> _Exercise_: For each line of the data below that holds "ratio", copy the line.

> _Data in this exercise_:

---------------

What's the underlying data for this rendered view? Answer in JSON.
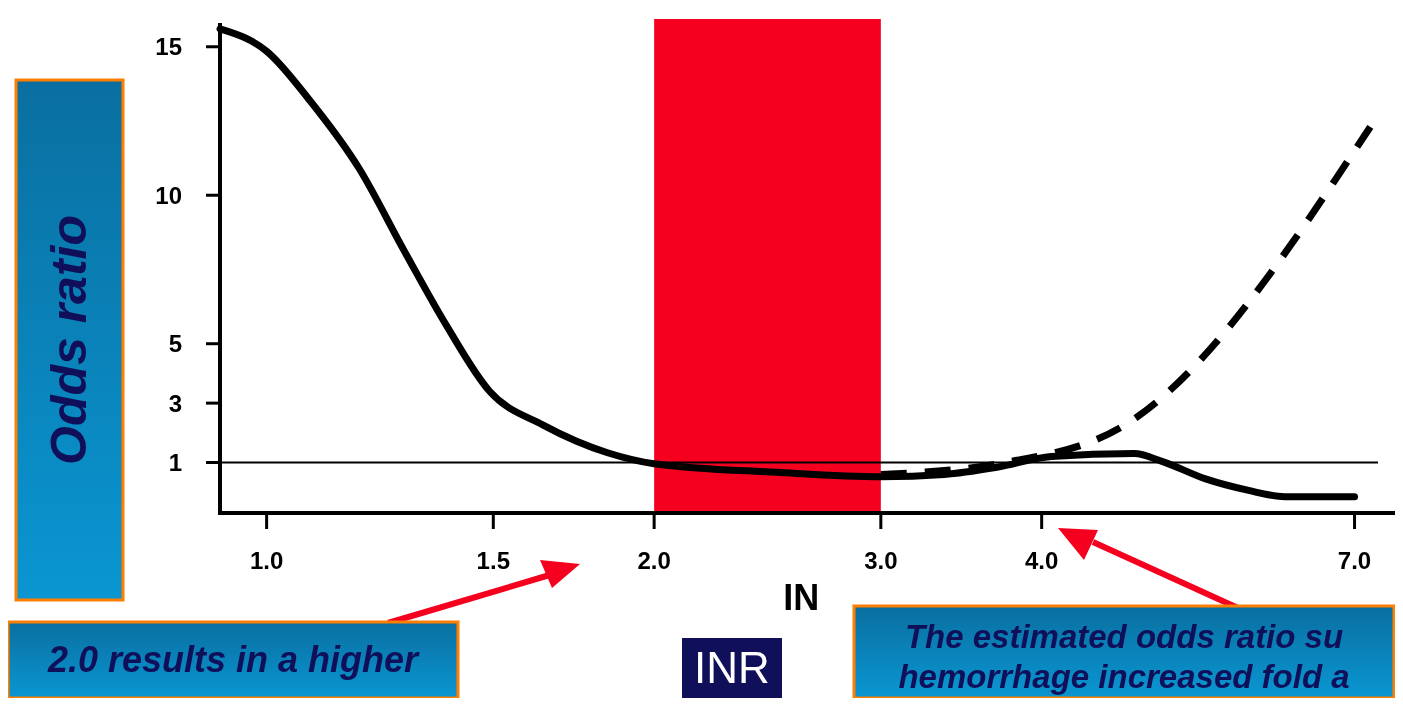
{
  "chart_data": {
    "type": "line",
    "log": "x",
    "xlabel": "IN",
    "ylabel": "Odds ratio",
    "xlim": [
      0.92,
      7.3
    ],
    "ylim": [
      -0.7,
      15.8
    ],
    "xticks": [
      {
        "value": 1,
        "label": "1.0"
      },
      {
        "value": 1.5,
        "label": "1.5"
      },
      {
        "value": 2,
        "label": "2.0"
      },
      {
        "value": 3,
        "label": "3.0"
      },
      {
        "value": 4,
        "label": "4.0"
      },
      {
        "value": 7,
        "label": "7.0"
      }
    ],
    "yticks": [
      1,
      3,
      5,
      10,
      15
    ],
    "series": [
      {
        "color": "#000000",
        "line_style": "solid",
        "x": [
          0.92,
          1.0,
          1.08,
          1.18,
          1.28,
          1.38,
          1.49,
          1.64,
          1.84,
          2.0,
          2.49,
          3.0,
          3.36,
          3.7,
          4.07,
          4.72,
          4.96,
          5.37,
          5.78,
          6.18,
          7.0
        ],
        "values": [
          15.6,
          14.85,
          13.2,
          10.9,
          8.1,
          5.6,
          3.4,
          2.26,
          1.33,
          0.96,
          0.67,
          0.52,
          0.6,
          0.85,
          1.2,
          1.3,
          1.04,
          0.44,
          0.07,
          -0.15,
          -0.15
        ]
      },
      {
        "color": "#000000",
        "line_style": "dashed",
        "x": [
          3.0,
          3.7,
          4.64,
          7.2
        ],
        "values": [
          0.6,
          0.96,
          2.26,
          12.3
        ]
      }
    ],
    "bands": [
      {
        "axis": "x",
        "from": 2,
        "to": 3,
        "color": "#f5001e"
      }
    ],
    "ref_lines": [
      {
        "axis": "y",
        "value": 1,
        "color": "#000000"
      }
    ],
    "annotations": [
      "INR",
      "2.0 results in a higher",
      "The estimated odds ratio su",
      "hemorrhage increased fold a"
    ]
  }
}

---------------

> _Response to the exercise_:
    "ylabel": "Odds ratio",
      "The estimated odds ratio su",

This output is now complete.